◆ TASK BRIEF ◆
Return the complete listing that follows, with each line reproduced exactly.

◆ EXERCISE MATERIALS ◆
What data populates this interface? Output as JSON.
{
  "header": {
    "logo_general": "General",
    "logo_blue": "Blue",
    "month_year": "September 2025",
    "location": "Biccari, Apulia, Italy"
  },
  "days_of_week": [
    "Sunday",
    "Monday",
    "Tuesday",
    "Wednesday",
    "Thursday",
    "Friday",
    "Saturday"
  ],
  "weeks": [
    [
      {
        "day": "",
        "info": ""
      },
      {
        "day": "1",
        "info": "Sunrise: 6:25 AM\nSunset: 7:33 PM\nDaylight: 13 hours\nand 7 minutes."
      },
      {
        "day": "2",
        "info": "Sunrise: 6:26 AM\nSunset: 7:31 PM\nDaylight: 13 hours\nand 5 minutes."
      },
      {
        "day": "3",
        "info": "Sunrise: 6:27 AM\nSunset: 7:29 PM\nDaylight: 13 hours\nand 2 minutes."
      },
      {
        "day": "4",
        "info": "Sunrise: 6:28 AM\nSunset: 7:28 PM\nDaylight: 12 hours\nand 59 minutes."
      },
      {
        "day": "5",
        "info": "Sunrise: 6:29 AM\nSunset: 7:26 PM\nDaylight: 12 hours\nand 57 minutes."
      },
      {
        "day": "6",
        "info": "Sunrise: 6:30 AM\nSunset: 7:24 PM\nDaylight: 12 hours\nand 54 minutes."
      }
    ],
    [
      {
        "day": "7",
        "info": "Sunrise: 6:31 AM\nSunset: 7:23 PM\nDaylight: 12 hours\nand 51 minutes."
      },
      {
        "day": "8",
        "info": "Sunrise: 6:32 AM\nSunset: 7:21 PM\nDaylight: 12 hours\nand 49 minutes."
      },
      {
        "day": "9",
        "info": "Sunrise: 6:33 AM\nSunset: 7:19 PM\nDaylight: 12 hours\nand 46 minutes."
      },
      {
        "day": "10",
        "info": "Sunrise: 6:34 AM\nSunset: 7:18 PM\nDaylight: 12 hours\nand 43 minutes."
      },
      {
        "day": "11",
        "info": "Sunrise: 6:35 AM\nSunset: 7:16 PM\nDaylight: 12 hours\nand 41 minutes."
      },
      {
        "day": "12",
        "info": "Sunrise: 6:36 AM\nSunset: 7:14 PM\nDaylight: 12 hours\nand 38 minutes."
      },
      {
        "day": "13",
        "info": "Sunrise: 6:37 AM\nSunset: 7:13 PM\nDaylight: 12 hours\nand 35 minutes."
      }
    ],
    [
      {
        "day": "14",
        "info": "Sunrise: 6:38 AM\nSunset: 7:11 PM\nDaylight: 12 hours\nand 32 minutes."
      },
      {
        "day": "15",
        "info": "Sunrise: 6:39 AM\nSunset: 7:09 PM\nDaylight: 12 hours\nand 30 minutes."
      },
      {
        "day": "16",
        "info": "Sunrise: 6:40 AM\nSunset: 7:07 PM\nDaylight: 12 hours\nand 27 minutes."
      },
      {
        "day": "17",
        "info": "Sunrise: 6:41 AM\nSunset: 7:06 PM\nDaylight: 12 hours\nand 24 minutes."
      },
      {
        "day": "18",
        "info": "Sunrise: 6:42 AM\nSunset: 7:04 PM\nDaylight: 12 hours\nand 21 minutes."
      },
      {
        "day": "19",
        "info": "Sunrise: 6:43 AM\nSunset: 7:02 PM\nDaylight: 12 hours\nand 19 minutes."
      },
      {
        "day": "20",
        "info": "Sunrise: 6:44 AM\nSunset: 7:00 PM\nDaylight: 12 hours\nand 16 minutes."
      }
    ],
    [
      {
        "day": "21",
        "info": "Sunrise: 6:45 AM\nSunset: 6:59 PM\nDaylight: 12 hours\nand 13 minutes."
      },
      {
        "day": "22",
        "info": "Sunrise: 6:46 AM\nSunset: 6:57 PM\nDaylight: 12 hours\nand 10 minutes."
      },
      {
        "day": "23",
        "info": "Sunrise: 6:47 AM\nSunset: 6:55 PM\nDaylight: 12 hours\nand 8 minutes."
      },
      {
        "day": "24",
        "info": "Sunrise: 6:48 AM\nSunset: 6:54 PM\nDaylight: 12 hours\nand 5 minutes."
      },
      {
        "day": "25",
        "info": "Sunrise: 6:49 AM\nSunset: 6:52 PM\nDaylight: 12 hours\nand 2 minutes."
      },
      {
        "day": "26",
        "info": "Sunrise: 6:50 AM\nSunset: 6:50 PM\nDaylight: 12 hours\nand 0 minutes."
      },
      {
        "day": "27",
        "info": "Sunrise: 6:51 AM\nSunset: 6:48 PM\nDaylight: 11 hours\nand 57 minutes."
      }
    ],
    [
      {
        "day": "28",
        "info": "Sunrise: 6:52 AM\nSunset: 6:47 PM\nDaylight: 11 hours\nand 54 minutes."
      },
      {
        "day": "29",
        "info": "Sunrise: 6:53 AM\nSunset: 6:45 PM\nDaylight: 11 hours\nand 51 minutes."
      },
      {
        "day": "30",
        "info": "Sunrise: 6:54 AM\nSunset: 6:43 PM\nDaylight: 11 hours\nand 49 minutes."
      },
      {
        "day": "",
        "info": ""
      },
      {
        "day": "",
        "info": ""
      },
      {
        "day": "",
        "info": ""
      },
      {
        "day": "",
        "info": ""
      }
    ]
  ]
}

◆ SOLUTION BELOW ◆
What data populates this interface? Output as JSON.
{
  "header": {
    "logo_general": "General",
    "logo_blue": "Blue",
    "month_year": "September 2025",
    "location": "Biccari, Apulia, Italy"
  },
  "days_of_week": [
    "Sunday",
    "Monday",
    "Tuesday",
    "Wednesday",
    "Thursday",
    "Friday",
    "Saturday"
  ],
  "weeks": [
    [
      {
        "day": "",
        "info": ""
      },
      {
        "day": "1",
        "info": "Sunrise: 6:25 AM\nSunset: 7:33 PM\nDaylight: 13 hours\nand 7 minutes."
      },
      {
        "day": "2",
        "info": "Sunrise: 6:26 AM\nSunset: 7:31 PM\nDaylight: 13 hours\nand 5 minutes."
      },
      {
        "day": "3",
        "info": "Sunrise: 6:27 AM\nSunset: 7:29 PM\nDaylight: 13 hours\nand 2 minutes."
      },
      {
        "day": "4",
        "info": "Sunrise: 6:28 AM\nSunset: 7:28 PM\nDaylight: 12 hours\nand 59 minutes."
      },
      {
        "day": "5",
        "info": "Sunrise: 6:29 AM\nSunset: 7:26 PM\nDaylight: 12 hours\nand 57 minutes."
      },
      {
        "day": "6",
        "info": "Sunrise: 6:30 AM\nSunset: 7:24 PM\nDaylight: 12 hours\nand 54 minutes."
      }
    ],
    [
      {
        "day": "7",
        "info": "Sunrise: 6:31 AM\nSunset: 7:23 PM\nDaylight: 12 hours\nand 51 minutes."
      },
      {
        "day": "8",
        "info": "Sunrise: 6:32 AM\nSunset: 7:21 PM\nDaylight: 12 hours\nand 49 minutes."
      },
      {
        "day": "9",
        "info": "Sunrise: 6:33 AM\nSunset: 7:19 PM\nDaylight: 12 hours\nand 46 minutes."
      },
      {
        "day": "10",
        "info": "Sunrise: 6:34 AM\nSunset: 7:18 PM\nDaylight: 12 hours\nand 43 minutes."
      },
      {
        "day": "11",
        "info": "Sunrise: 6:35 AM\nSunset: 7:16 PM\nDaylight: 12 hours\nand 41 minutes."
      },
      {
        "day": "12",
        "info": "Sunrise: 6:36 AM\nSunset: 7:14 PM\nDaylight: 12 hours\nand 38 minutes."
      },
      {
        "day": "13",
        "info": "Sunrise: 6:37 AM\nSunset: 7:13 PM\nDaylight: 12 hours\nand 35 minutes."
      }
    ],
    [
      {
        "day": "14",
        "info": "Sunrise: 6:38 AM\nSunset: 7:11 PM\nDaylight: 12 hours\nand 32 minutes."
      },
      {
        "day": "15",
        "info": "Sunrise: 6:39 AM\nSunset: 7:09 PM\nDaylight: 12 hours\nand 30 minutes."
      },
      {
        "day": "16",
        "info": "Sunrise: 6:40 AM\nSunset: 7:07 PM\nDaylight: 12 hours\nand 27 minutes."
      },
      {
        "day": "17",
        "info": "Sunrise: 6:41 AM\nSunset: 7:06 PM\nDaylight: 12 hours\nand 24 minutes."
      },
      {
        "day": "18",
        "info": "Sunrise: 6:42 AM\nSunset: 7:04 PM\nDaylight: 12 hours\nand 21 minutes."
      },
      {
        "day": "19",
        "info": "Sunrise: 6:43 AM\nSunset: 7:02 PM\nDaylight: 12 hours\nand 19 minutes."
      },
      {
        "day": "20",
        "info": "Sunrise: 6:44 AM\nSunset: 7:00 PM\nDaylight: 12 hours\nand 16 minutes."
      }
    ],
    [
      {
        "day": "21",
        "info": "Sunrise: 6:45 AM\nSunset: 6:59 PM\nDaylight: 12 hours\nand 13 minutes."
      },
      {
        "day": "22",
        "info": "Sunrise: 6:46 AM\nSunset: 6:57 PM\nDaylight: 12 hours\nand 10 minutes."
      },
      {
        "day": "23",
        "info": "Sunrise: 6:47 AM\nSunset: 6:55 PM\nDaylight: 12 hours\nand 8 minutes."
      },
      {
        "day": "24",
        "info": "Sunrise: 6:48 AM\nSunset: 6:54 PM\nDaylight: 12 hours\nand 5 minutes."
      },
      {
        "day": "25",
        "info": "Sunrise: 6:49 AM\nSunset: 6:52 PM\nDaylight: 12 hours\nand 2 minutes."
      },
      {
        "day": "26",
        "info": "Sunrise: 6:50 AM\nSunset: 6:50 PM\nDaylight: 12 hours\nand 0 minutes."
      },
      {
        "day": "27",
        "info": "Sunrise: 6:51 AM\nSunset: 6:48 PM\nDaylight: 11 hours\nand 57 minutes."
      }
    ],
    [
      {
        "day": "28",
        "info": "Sunrise: 6:52 AM\nSunset: 6:47 PM\nDaylight: 11 hours\nand 54 minutes."
      },
      {
        "day": "29",
        "info": "Sunrise: 6:53 AM\nSunset: 6:45 PM\nDaylight: 11 hours\nand 51 minutes."
      },
      {
        "day": "30",
        "info": "Sunrise: 6:54 AM\nSunset: 6:43 PM\nDaylight: 11 hours\nand 49 minutes."
      },
      {
        "day": "",
        "info": ""
      },
      {
        "day": "",
        "info": ""
      },
      {
        "day": "",
        "info": ""
      },
      {
        "day": "",
        "info": ""
      }
    ]
  ]
}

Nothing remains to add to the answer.